### Problem
Pull out each line of the listing below that contains the word "generator".

——

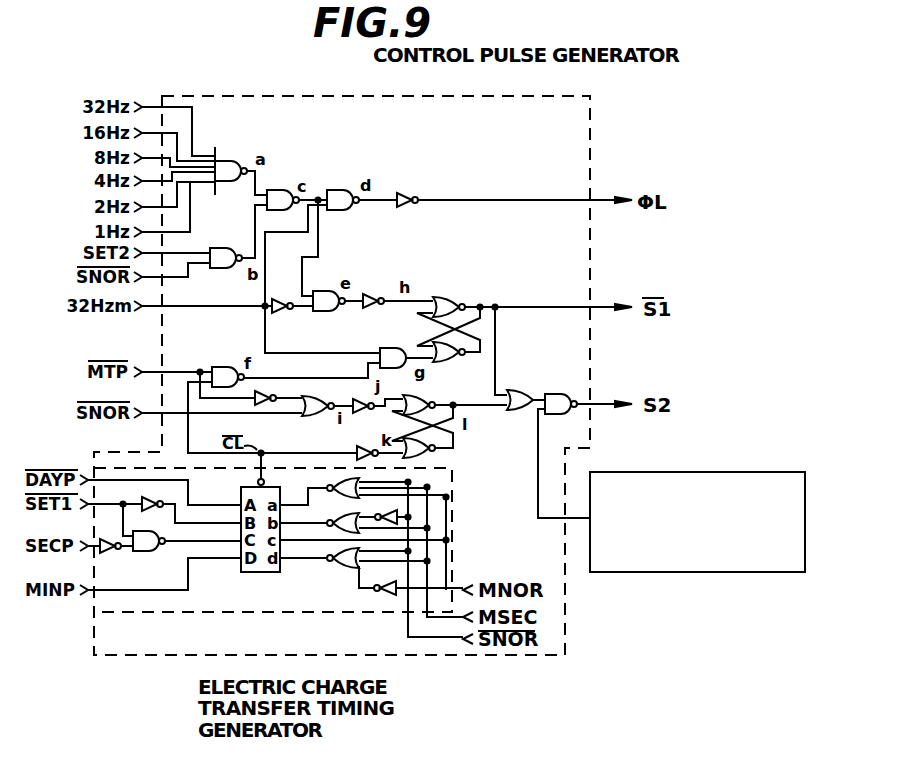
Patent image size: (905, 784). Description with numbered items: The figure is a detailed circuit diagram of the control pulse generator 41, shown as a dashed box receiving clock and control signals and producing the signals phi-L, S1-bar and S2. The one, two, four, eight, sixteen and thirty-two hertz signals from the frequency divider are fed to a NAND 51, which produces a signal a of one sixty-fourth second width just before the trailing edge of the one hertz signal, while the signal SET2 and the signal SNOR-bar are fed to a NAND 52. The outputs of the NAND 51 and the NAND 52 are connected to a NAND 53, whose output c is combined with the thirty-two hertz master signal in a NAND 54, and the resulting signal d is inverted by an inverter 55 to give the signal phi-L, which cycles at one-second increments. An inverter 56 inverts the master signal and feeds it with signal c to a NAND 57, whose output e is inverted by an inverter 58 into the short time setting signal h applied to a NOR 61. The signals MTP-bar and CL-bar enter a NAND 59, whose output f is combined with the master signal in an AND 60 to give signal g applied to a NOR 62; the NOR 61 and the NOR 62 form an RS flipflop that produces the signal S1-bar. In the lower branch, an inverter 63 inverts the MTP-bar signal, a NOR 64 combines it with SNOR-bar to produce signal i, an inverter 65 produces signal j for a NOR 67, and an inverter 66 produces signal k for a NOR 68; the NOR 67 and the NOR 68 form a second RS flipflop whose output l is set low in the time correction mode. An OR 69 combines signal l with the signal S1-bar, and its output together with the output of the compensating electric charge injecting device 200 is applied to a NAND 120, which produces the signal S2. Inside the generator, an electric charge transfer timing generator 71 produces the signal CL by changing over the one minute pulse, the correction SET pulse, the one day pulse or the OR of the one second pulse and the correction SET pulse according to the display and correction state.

The control pulse generator 41 is at (314, 96).
The NAND 51 is at (240, 147).
The NAND 52 is at (241, 238).
The NAND 53 is at (287, 190).
The NAND 54 is at (344, 190).
The inverter 55 is at (403, 194).
The inverter 56 is at (277, 312).
The NAND 57 is at (331, 290).
The inverter 58 is at (371, 308).
The NAND 59 is at (236, 358).
The AND 60 is at (401, 348).
The NOR 61 is at (452, 291).
The NOR 62 is at (428, 394).
The inverter 63 is at (262, 406).
The NOR 64 is at (309, 417).
The inverter 65 is at (361, 412).
The inverter 66 is at (357, 451).
The NOR 67 is at (461, 362).
The NOR 68 is at (432, 451).
The OR 69 is at (512, 410).
The electric charge transfer timing generator 71 is at (222, 617).
The NAND 120 is at (560, 393).
The compensating electric charge injecting device 200 is at (734, 472).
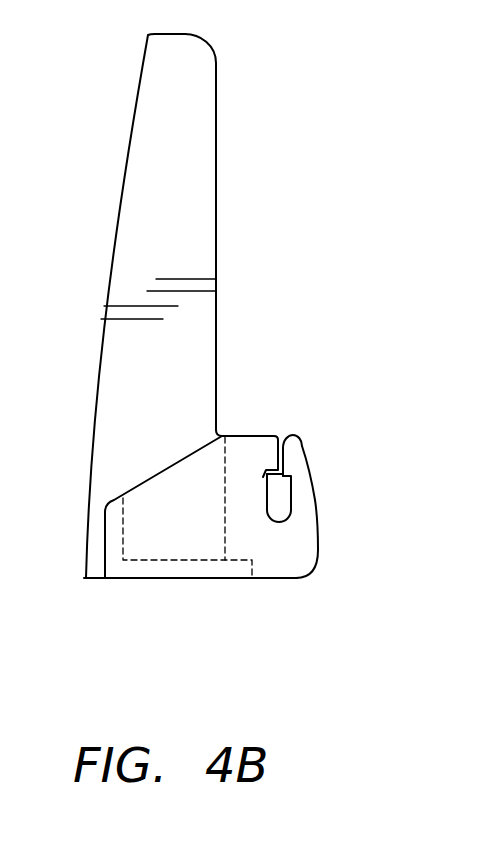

——

### In response
Patent image size: (905, 784). Description with numbered items: The figure is a detailed circuit diagram of the control pulse generator 41, shown as a dashed box receiving clock and control signals and producing the signals phi-L, S1-bar and S2. The one, two, four, eight, sixteen and thirty-two hertz signals from the frequency divider are fed to a NAND 51, which produces a signal a of one sixty-fourth second width just before the trailing edge of the one hertz signal, while the signal SET2 and the signal SNOR-bar are fed to a NAND 52. The outputs of the NAND 51 and the NAND 52 are connected to a NAND 53, whose output c is combined with the thirty-two hertz master signal in a NAND 54, and the resulting signal d is inverted by an inverter 55 to give the signal phi-L, which cycles at one-second increments. An inverter 56 inverts the master signal and feeds it with signal c to a NAND 57, whose output e is inverted by an inverter 58 into the short time setting signal h applied to a NOR 61. The signals MTP-bar and CL-bar enter a NAND 59, whose output f is combined with the master signal in an AND 60 to give signal g applied to a NOR 62; the NOR 61 and the NOR 62 form an RS flipflop that produces the signal S1-bar. In the lower branch, an inverter 63 inverts the MTP-bar signal, a NOR 64 combines it with SNOR-bar to produce signal i, an inverter 65 produces signal j for a NOR 67, and an inverter 66 produces signal k for a NOR 68; the NOR 67 and the NOR 68 form a second RS flipflop whose output l is set low in the time correction mode. An OR 69 combines signal l with the signal S1-bar, and its output together with the output of the compensating electric charge injecting device 200 is applied to a NAND 120, which produces the signal S2. Inside the generator, an electric charge transfer timing generator 71 produces the signal CL by changing over the one minute pulse, the correction SET pulse, the one day pulse or the OR of the one second pulse and the correction SET pulse according to the display and correction state.
The control pulse generator 41 is at (314, 96).
The electric charge transfer timing generator 71 is at (222, 617).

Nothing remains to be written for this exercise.